La huella Comodoro II se ubica en el límite de la playa entre Belvedere y La Herradura, a unos 15-20 km de Comodoro Rivadavia y dos millas marinas de la costa. Su objetivo principal es formar parte del observatorio del Golfo San Jorge, proporcionando datos esenciales para biólogos y científicos locales que analizan el comportamiento del ecosistema marino.
Esta boya, la segunda instalada por el CIDMAR Austral en el proyecto del Instituto Oceanográfico, fue fondeada hace 15 días y equipa sensores ambientales para medir variables como viento, temperatura, radiación, clorofila y productividad primaria. Además, incluye sensores de hidrocarburos para monitorear la contaminación en una zona clave de carga de petróleo, con antecedentes de derrames que justifican la necesidad de información base para un uso sustentable de recursos como la pesca y maricultura.

● **Qué escribir**: Retoma el texto sobre la boya Comodoro II y sigue escribiéndolo a partir de su última oración. Los ítems no tienen nada que ver con el texto sobre la boya Comodoro II.

● **Ítems de datos**:

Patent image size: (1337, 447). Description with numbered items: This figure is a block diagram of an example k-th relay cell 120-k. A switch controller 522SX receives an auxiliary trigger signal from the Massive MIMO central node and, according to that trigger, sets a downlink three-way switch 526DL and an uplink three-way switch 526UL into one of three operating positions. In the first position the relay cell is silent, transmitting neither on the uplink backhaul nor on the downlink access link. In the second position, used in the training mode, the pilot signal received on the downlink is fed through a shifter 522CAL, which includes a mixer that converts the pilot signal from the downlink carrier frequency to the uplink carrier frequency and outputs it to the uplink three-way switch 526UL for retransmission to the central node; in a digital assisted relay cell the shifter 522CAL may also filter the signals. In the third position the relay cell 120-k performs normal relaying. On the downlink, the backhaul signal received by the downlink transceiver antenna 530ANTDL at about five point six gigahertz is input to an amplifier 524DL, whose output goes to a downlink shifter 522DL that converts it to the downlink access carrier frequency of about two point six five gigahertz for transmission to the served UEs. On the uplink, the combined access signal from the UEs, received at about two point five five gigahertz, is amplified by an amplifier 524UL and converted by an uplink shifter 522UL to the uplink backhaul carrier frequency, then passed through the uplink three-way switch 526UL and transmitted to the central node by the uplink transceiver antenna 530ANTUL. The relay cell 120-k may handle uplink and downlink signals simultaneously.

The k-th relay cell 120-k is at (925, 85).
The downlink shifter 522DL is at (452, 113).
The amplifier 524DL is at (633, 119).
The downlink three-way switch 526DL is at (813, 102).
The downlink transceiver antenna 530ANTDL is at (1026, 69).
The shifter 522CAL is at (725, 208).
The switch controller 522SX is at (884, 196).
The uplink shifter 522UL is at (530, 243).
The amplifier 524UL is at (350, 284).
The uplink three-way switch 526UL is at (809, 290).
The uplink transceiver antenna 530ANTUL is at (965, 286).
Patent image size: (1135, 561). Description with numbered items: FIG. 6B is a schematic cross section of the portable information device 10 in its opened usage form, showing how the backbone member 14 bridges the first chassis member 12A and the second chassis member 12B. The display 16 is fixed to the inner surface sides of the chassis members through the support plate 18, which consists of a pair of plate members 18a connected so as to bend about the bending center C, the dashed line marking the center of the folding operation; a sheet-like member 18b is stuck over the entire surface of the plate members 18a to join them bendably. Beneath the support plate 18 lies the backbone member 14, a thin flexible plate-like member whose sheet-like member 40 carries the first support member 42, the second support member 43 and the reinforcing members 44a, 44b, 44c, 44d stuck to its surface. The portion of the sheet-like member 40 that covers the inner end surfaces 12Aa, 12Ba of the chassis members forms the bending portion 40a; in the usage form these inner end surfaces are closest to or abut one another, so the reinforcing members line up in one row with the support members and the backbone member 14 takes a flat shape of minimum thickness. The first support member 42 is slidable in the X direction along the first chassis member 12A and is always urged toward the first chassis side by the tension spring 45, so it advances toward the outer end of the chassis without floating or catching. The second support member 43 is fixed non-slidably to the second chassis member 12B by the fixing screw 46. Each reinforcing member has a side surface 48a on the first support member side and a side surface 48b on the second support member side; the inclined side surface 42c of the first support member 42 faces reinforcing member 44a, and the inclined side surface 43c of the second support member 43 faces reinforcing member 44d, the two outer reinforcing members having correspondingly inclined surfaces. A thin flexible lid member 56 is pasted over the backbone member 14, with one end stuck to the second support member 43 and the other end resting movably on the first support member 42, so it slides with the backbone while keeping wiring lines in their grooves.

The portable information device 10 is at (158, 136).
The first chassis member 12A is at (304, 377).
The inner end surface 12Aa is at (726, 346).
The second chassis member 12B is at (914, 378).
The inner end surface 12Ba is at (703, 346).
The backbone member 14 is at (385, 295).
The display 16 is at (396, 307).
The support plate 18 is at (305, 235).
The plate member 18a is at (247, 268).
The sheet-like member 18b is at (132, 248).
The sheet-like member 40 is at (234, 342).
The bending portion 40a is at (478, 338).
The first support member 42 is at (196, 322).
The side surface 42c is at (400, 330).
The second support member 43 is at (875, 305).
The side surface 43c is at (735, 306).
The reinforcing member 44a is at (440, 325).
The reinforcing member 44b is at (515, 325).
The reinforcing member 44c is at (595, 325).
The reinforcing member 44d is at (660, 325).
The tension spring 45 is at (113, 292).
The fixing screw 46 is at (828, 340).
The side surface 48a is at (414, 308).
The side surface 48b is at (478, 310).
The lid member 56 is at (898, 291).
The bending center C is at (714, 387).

● **Tu respuesta**:
La investigación científica se presenta como herramienta rigurosa para conocer y proteger el mar, complementada por el ecoturismo. Se destacan puntos de buceo como paredones en lovería y La Tranquera de Corta en Punta Peligro, a lo largo de la Ruta Azul, que une Camarones en Chubut con el Parque Nacional Monte León en Santa Cruz, abarcando todo el Golfo San Jorge. El interés por estas actividades crece anualmente entre locales y turistas.
El buceo en el Golfo ofrece condiciones cambiantes por el clima y el mar, requiriendo entrenamiento en días variables para mayor destreza. Bajo el agua, se descubren maravillas como el calamar, famoso por su camuflaje mediante cromatóforos que cambian pigmentos y reflejan luz ante amenazas. Estas actividades turísticas aportan a valorar y respetar la vida marina.
Se reflexiona que Argentina ha dado la espalda al mar, usándolo poco y mal, pero las percepciones cambian: la gente de Comodoro Rivadavia comienza a conocer sus riquezas naturales más allá del petróleo, que ha sido el recurso principal por un siglo. El desafío es entender el Golfo para lograr su sustentabilidad en el Atlántico Sur.